Lines containing the string "Cilegon" are to be counted; report only how many there are.
Begin
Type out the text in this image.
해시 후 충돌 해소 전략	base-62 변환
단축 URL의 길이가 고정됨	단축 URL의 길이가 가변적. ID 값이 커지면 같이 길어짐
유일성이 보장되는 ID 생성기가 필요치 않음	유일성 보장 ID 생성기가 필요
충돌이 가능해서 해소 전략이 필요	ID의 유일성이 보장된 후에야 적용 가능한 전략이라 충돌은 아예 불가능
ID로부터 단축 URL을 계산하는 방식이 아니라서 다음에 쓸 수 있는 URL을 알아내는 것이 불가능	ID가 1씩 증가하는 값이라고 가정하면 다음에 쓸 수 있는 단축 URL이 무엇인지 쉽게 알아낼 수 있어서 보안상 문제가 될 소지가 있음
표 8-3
End
Begin
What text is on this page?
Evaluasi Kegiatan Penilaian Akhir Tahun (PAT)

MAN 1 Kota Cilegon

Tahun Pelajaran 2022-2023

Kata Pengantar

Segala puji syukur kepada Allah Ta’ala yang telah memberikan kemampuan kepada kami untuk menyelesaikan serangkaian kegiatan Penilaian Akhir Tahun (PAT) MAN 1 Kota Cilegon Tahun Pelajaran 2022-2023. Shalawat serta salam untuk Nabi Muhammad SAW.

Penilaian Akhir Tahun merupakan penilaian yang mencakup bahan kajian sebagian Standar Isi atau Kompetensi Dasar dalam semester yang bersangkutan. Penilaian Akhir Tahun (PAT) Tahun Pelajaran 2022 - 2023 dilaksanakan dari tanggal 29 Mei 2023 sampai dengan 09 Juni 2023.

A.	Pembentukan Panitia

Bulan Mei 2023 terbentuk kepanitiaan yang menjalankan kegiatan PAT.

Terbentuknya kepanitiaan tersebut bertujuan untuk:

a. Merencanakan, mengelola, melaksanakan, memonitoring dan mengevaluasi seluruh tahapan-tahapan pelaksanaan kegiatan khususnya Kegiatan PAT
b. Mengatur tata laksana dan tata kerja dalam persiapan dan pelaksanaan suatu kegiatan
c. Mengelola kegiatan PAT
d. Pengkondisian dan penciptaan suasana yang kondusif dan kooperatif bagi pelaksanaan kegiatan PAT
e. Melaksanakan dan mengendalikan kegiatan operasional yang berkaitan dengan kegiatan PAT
End
Begin
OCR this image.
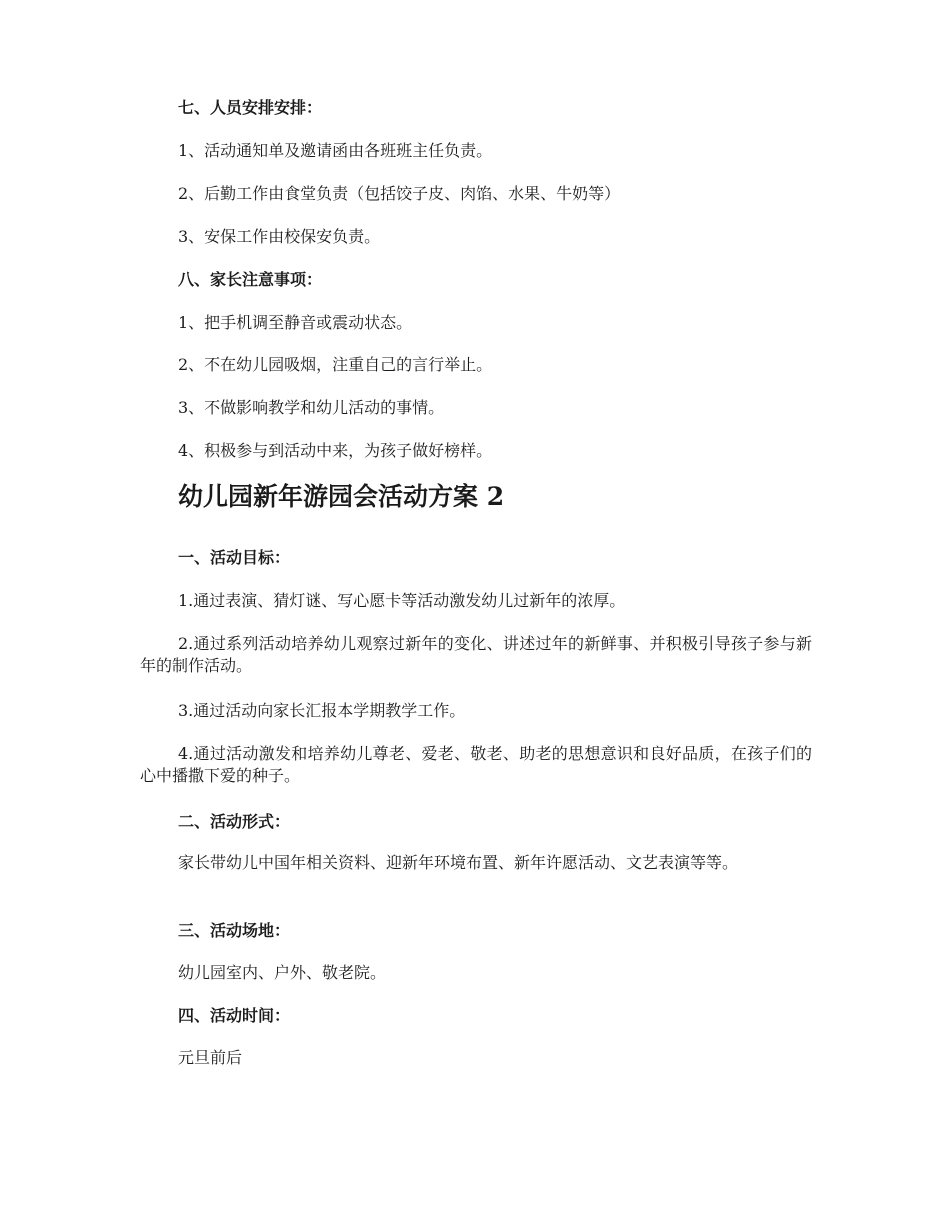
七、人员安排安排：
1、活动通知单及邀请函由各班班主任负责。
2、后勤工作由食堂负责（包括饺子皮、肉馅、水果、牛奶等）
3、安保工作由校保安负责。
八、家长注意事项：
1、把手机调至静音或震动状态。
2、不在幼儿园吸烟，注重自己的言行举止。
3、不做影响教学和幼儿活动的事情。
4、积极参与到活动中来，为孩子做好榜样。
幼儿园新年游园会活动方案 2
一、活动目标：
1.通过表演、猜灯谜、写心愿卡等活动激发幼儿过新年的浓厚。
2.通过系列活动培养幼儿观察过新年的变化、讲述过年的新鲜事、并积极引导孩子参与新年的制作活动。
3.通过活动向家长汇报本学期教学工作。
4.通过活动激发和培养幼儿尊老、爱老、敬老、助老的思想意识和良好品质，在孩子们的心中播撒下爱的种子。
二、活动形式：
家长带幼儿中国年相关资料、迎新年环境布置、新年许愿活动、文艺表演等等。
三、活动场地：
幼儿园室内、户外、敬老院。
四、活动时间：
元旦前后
End
◆ WRITTEN RESPONSE ◆
2